(Set task): Write out all of the entries exactly as given.

(Data to use):
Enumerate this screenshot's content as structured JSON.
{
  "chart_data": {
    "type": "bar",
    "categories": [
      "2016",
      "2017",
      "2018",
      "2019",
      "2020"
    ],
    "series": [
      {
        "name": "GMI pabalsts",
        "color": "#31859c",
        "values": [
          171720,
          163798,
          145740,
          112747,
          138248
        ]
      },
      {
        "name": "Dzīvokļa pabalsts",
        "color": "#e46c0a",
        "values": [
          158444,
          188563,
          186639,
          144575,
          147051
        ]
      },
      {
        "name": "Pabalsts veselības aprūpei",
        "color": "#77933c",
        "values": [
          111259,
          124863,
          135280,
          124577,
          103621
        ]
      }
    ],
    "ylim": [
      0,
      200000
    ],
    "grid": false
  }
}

(Result for this exercise):
Enumerate this screenshot's content as structured JSON.
{
  "chart_data": {
    "type": "bar",
    "categories": [
      "2016",
      "2017",
      "2018",
      "2019",
      "2020"
    ],
    "series": [
      {
        "name": "GMI pabalsts",
        "color": "#31859c",
        "values": [
          171720,
          163798,
          145740,
          112747,
          138248
        ]
      },
      {
        "name": "Dzīvokļa pabalsts",
        "color": "#e46c0a",
        "values": [
          158444,
          188563,
          186639,
          144575,
          147051
        ]
      },
      {
        "name": "Pabalsts veselības aprūpei",
        "color": "#77933c",
        "values": [
          111259,
          124863,
          135280,
          124577,
          103621
        ]
      }
    ],
    "ylim": [
      0,
      200000
    ],
    "grid": false
  }
}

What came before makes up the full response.